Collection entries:

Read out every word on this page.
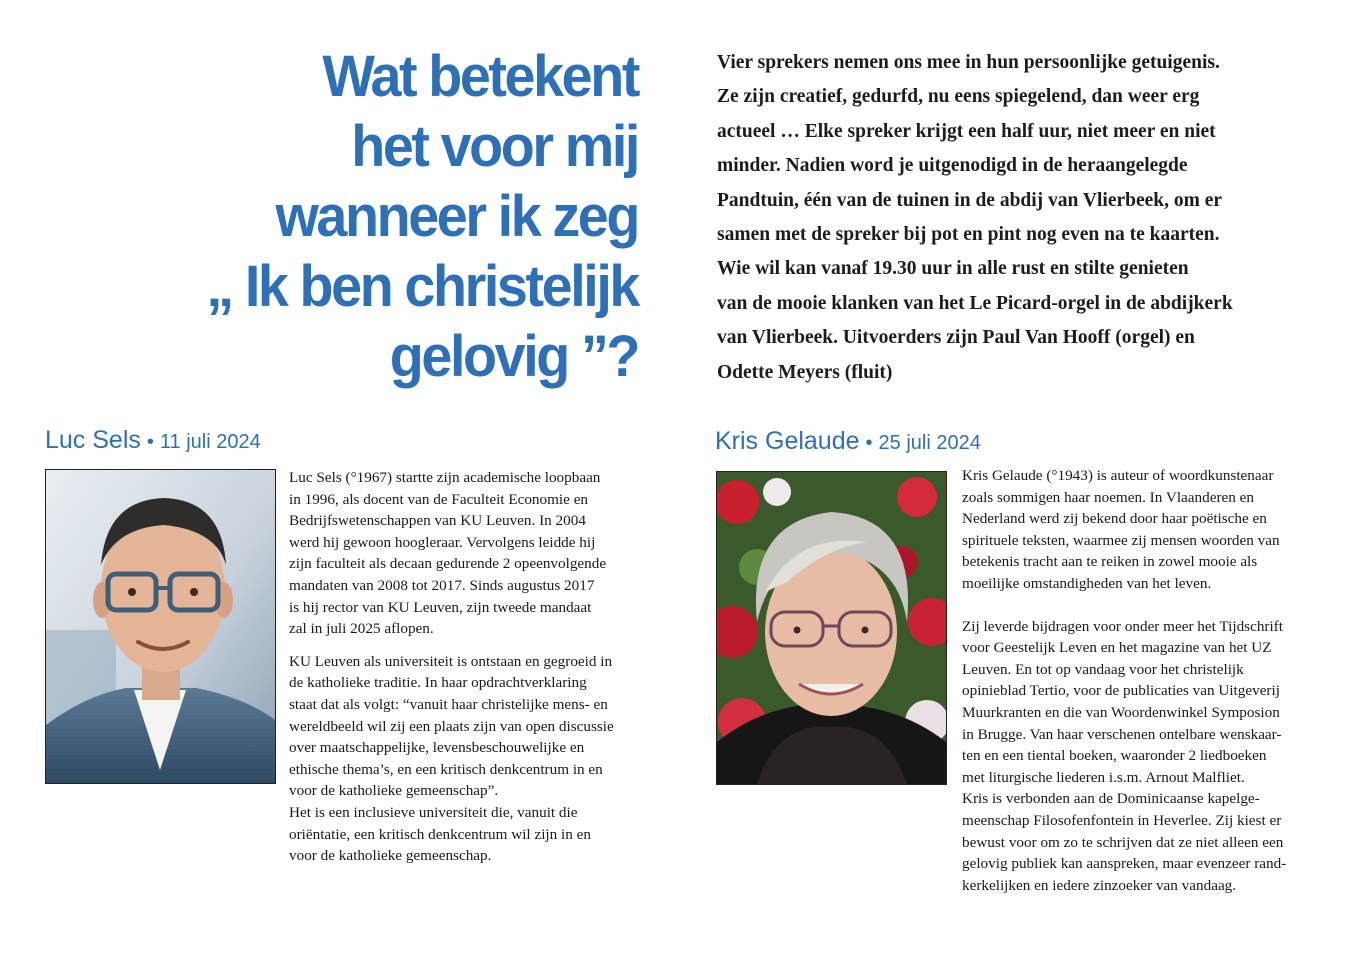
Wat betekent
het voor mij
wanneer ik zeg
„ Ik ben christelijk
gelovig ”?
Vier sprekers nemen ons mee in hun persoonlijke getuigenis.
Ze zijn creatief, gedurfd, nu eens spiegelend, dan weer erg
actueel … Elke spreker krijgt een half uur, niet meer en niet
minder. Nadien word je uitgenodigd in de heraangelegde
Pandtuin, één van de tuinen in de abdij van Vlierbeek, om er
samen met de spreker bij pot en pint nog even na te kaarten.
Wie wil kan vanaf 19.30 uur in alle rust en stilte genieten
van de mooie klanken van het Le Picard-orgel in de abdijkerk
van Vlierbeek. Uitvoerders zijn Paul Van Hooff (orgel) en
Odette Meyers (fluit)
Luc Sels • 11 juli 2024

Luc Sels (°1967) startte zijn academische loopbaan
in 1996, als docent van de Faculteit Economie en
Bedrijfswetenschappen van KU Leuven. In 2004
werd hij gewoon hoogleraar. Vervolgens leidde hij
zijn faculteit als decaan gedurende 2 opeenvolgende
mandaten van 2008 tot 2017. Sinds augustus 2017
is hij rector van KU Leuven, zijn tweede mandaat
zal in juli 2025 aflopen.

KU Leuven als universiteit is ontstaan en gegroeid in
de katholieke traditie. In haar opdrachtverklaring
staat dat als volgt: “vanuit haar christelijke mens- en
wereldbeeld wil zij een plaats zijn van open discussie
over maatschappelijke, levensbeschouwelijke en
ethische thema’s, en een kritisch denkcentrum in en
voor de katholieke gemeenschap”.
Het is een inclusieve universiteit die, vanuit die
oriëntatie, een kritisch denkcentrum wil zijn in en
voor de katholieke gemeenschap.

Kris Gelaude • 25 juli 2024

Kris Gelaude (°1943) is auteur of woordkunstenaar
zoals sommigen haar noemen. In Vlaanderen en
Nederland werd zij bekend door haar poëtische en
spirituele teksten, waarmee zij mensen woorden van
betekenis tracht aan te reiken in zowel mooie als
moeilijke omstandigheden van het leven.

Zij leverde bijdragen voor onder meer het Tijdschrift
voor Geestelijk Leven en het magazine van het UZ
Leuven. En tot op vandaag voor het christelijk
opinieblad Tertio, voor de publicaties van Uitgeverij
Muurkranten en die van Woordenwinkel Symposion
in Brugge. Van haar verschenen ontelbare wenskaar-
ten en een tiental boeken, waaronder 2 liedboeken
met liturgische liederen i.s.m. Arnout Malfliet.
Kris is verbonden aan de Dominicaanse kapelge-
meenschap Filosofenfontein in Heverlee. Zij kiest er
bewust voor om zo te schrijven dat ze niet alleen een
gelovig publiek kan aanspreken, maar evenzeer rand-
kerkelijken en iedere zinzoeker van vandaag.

OBJECTIVE — Pick out each line containing "word" and report it.

SOLUTION TO THE EXERCISE —
Read out every word on this page.
minder. Nadien word je uitgenodigd in de heraangelegde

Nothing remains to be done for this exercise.